◆ EXERCISE PROMPT ◆
Below are records; count the lines in them that hold "labels" and give only the count.
───── DATA ENTRIES ─────
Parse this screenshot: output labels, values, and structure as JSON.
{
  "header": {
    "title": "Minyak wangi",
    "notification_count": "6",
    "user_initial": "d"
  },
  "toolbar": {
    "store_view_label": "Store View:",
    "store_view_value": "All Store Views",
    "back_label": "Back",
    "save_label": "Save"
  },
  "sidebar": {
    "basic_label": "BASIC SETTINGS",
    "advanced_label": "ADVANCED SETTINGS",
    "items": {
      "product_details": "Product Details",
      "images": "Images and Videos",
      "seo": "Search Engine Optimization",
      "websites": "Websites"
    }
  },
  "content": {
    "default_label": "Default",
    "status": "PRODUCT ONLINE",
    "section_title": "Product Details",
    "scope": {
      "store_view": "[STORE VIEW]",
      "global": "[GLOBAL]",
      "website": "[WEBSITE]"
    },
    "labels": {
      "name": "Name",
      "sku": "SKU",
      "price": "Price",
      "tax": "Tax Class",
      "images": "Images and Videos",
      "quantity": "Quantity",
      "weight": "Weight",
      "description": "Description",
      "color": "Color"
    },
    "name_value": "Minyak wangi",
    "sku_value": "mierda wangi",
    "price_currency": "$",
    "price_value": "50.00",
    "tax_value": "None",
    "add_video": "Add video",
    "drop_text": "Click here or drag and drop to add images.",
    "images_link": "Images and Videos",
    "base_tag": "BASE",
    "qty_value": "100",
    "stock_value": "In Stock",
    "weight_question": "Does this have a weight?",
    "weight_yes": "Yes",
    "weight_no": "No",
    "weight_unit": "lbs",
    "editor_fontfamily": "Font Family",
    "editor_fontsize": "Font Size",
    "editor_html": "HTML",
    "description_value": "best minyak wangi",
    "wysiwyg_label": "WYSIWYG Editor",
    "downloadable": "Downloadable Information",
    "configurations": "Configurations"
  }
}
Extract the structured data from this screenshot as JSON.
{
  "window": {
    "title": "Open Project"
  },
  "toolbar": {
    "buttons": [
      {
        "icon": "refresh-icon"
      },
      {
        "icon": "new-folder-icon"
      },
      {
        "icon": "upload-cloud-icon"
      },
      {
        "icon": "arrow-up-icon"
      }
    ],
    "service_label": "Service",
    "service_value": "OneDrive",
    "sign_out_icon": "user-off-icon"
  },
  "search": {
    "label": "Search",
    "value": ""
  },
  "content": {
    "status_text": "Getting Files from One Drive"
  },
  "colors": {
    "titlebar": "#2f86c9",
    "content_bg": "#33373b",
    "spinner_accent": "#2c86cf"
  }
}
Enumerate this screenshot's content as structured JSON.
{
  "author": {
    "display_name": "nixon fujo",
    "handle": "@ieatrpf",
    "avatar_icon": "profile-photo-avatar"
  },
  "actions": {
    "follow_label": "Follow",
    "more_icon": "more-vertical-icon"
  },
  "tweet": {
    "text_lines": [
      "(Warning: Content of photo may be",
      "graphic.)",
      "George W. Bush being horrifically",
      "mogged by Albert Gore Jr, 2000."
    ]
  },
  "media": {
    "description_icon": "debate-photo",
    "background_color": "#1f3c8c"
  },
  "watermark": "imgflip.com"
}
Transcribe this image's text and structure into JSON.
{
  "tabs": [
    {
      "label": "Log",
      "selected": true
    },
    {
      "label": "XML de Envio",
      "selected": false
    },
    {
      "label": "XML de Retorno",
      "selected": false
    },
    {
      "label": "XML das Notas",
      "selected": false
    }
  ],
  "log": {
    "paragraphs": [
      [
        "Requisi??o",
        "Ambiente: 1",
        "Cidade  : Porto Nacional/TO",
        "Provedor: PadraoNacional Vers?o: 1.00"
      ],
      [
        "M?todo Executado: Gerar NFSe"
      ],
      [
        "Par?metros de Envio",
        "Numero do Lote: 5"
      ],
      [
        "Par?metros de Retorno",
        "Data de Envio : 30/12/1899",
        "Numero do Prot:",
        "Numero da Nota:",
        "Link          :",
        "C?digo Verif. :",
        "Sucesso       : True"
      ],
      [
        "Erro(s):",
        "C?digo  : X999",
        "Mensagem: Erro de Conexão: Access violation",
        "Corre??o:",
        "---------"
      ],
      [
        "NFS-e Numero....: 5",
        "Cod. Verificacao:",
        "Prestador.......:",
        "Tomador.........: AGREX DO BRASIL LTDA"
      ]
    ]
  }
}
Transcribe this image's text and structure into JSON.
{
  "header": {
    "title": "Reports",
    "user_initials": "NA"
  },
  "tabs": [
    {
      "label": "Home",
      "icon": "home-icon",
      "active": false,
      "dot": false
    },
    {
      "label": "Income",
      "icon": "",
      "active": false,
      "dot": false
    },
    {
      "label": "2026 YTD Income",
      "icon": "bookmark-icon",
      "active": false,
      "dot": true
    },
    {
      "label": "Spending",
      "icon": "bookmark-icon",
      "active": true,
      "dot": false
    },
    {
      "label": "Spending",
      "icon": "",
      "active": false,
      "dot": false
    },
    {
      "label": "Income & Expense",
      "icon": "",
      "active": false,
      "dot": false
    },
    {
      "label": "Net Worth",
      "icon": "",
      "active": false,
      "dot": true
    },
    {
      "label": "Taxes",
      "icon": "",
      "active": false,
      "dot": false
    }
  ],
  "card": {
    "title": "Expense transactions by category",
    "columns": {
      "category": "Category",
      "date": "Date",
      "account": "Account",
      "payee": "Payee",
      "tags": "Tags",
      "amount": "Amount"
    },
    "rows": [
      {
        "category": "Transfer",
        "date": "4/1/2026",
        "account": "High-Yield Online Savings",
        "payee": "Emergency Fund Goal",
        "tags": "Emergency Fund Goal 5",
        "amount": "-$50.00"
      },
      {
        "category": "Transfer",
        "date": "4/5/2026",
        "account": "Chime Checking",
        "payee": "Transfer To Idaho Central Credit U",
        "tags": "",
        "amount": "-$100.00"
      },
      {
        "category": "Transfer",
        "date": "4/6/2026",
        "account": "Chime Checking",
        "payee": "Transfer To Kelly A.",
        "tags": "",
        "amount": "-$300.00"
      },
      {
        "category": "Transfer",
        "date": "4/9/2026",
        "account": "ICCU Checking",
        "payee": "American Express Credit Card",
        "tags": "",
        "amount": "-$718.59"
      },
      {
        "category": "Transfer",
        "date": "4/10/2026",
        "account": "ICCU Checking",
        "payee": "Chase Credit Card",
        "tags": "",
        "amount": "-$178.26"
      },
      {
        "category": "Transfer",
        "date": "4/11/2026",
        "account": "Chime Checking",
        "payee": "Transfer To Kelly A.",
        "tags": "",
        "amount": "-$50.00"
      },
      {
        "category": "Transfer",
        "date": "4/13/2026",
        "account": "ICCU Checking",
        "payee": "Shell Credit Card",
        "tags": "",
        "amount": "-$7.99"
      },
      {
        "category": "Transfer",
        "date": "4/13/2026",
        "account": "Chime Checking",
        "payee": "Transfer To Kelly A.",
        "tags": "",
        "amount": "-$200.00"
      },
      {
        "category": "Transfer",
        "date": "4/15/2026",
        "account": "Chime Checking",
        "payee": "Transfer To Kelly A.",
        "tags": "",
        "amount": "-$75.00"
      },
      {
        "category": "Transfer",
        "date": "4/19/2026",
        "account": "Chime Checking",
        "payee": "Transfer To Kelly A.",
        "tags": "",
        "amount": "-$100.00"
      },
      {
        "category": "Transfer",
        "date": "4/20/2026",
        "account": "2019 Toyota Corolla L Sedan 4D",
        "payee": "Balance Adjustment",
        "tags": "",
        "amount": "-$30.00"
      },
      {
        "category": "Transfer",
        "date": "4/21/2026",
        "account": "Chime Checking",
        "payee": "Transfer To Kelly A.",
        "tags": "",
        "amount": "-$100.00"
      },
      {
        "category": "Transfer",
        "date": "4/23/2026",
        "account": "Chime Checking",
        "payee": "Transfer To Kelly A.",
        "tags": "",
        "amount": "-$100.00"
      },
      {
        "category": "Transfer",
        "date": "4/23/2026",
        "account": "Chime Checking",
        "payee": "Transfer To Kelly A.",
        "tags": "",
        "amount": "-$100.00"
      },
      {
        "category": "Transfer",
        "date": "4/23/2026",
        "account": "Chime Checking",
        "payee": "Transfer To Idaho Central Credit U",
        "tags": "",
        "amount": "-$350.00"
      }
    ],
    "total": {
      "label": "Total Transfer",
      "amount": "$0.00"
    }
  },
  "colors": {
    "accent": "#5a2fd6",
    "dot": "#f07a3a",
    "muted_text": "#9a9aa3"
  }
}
─────
◆ TASK RESPONSE ◆
2